**SET PROBLEM**
In the listing below, identify each line with the word "переобучению" and return those lines.

**Data extracted from a collection**

==============================

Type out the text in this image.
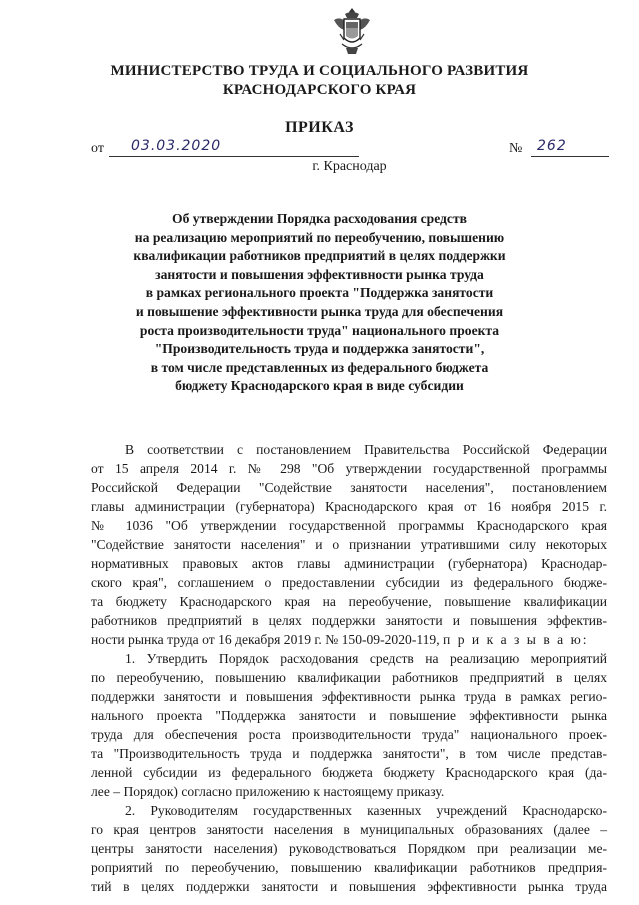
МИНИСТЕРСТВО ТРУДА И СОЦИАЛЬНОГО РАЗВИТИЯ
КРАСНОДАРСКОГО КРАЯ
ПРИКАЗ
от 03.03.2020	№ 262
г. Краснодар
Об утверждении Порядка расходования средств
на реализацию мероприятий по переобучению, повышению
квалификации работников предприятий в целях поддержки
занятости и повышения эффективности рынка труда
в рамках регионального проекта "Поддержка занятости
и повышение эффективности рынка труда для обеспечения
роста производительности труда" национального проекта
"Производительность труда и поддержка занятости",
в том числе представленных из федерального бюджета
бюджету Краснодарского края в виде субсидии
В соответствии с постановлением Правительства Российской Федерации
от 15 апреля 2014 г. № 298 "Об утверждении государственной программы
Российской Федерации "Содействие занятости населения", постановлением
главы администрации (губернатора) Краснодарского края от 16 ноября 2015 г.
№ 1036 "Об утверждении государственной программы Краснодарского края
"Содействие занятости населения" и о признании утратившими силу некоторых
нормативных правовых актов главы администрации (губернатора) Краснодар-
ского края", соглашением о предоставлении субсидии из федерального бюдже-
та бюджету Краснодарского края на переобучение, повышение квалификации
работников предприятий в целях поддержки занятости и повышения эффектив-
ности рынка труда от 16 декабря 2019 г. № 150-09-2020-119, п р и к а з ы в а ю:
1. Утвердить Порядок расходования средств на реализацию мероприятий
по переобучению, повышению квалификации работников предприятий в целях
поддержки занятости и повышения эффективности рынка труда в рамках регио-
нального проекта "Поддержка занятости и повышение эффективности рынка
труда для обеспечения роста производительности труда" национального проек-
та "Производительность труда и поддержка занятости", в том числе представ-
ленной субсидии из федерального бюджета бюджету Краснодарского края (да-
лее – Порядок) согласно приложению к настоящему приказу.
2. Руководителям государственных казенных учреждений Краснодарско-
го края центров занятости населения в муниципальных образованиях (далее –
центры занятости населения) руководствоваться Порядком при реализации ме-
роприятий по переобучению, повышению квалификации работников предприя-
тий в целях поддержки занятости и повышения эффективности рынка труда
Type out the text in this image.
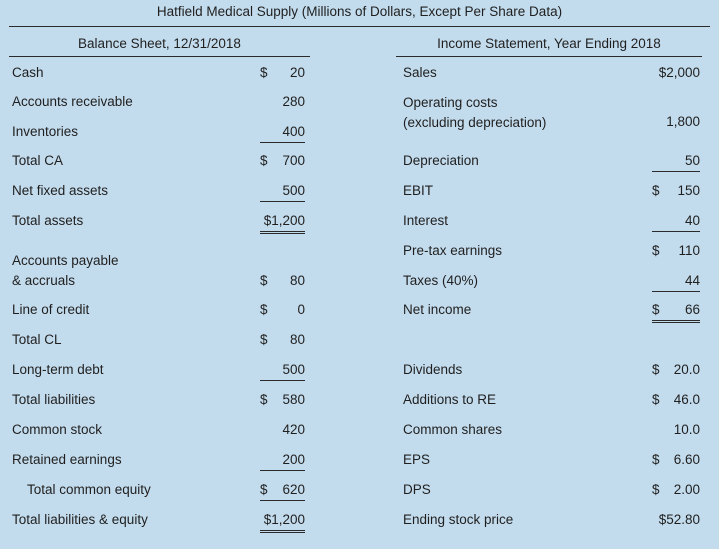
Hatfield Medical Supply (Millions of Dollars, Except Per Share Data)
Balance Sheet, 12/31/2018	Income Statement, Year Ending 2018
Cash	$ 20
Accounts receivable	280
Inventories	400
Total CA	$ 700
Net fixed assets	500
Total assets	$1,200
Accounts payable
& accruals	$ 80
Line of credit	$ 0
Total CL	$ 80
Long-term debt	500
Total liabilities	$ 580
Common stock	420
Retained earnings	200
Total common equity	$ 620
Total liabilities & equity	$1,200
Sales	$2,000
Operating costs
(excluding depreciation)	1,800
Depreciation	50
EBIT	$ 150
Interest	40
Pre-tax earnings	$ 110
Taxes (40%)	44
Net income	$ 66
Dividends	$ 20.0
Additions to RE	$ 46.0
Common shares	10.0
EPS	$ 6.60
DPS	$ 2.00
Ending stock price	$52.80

==============================

**RESULT**
на реализацию мероприятий по переобучению, повышению
по переобучению, повышению квалификации работников предприятий в целях
роприятий по переобучению, повышению квалификации работников предприя-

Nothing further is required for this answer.